### Records to use

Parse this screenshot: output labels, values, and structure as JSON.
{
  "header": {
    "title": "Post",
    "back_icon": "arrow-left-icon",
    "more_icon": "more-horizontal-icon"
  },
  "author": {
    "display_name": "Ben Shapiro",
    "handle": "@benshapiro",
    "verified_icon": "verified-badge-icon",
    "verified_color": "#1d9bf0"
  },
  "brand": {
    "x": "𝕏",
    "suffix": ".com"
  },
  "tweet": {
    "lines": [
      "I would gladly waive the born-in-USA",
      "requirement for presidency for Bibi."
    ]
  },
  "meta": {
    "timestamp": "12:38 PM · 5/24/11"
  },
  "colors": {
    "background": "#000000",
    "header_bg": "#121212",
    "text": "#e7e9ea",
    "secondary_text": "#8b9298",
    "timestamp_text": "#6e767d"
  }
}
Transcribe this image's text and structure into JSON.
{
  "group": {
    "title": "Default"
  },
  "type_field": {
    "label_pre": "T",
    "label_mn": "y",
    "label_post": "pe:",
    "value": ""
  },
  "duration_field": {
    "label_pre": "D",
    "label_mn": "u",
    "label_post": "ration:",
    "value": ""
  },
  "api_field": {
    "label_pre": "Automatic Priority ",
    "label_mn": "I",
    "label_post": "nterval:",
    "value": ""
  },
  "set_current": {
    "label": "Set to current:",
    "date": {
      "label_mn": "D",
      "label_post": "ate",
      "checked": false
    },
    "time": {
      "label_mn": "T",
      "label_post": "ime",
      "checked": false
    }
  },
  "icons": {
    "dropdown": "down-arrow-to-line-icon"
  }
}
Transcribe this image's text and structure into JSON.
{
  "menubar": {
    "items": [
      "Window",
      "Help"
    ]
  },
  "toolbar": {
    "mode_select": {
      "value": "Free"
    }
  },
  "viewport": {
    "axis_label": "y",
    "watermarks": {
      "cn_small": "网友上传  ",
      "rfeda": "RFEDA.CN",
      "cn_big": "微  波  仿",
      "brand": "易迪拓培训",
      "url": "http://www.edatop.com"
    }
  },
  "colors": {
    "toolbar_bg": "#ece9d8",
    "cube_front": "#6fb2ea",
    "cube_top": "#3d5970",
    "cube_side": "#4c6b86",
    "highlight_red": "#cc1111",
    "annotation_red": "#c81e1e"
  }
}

######

### What you should do
Reproduce the data, keeping every line exactly the same.

### Finished exercise
Parse this screenshot: output labels, values, and structure as JSON.
{
  "header": {
    "title": "Post",
    "back_icon": "arrow-left-icon",
    "more_icon": "more-horizontal-icon"
  },
  "author": {
    "display_name": "Ben Shapiro",
    "handle": "@benshapiro",
    "verified_icon": "verified-badge-icon",
    "verified_color": "#1d9bf0"
  },
  "brand": {
    "x": "𝕏",
    "suffix": ".com"
  },
  "tweet": {
    "lines": [
      "I would gladly waive the born-in-USA",
      "requirement for presidency for Bibi."
    ]
  },
  "meta": {
    "timestamp": "12:38 PM · 5/24/11"
  },
  "colors": {
    "background": "#000000",
    "header_bg": "#121212",
    "text": "#e7e9ea",
    "secondary_text": "#8b9298",
    "timestamp_text": "#6e767d"
  }
}
Transcribe this image's text and structure into JSON.
{
  "group": {
    "title": "Default"
  },
  "type_field": {
    "label_pre": "T",
    "label_mn": "y",
    "label_post": "pe:",
    "value": ""
  },
  "duration_field": {
    "label_pre": "D",
    "label_mn": "u",
    "label_post": "ration:",
    "value": ""
  },
  "api_field": {
    "label_pre": "Automatic Priority ",
    "label_mn": "I",
    "label_post": "nterval:",
    "value": ""
  },
  "set_current": {
    "label": "Set to current:",
    "date": {
      "label_mn": "D",
      "label_post": "ate",
      "checked": false
    },
    "time": {
      "label_mn": "T",
      "label_post": "ime",
      "checked": false
    }
  },
  "icons": {
    "dropdown": "down-arrow-to-line-icon"
  }
}
Transcribe this image's text and structure into JSON.
{
  "menubar": {
    "items": [
      "Window",
      "Help"
    ]
  },
  "toolbar": {
    "mode_select": {
      "value": "Free"
    }
  },
  "viewport": {
    "axis_label": "y",
    "watermarks": {
      "cn_small": "网友上传  ",
      "rfeda": "RFEDA.CN",
      "cn_big": "微  波  仿",
      "brand": "易迪拓培训",
      "url": "http://www.edatop.com"
    }
  },
  "colors": {
    "toolbar_bg": "#ece9d8",
    "cube_front": "#6fb2ea",
    "cube_top": "#3d5970",
    "cube_side": "#4c6b86",
    "highlight_red": "#cc1111",
    "annotation_red": "#c81e1e"
  }
}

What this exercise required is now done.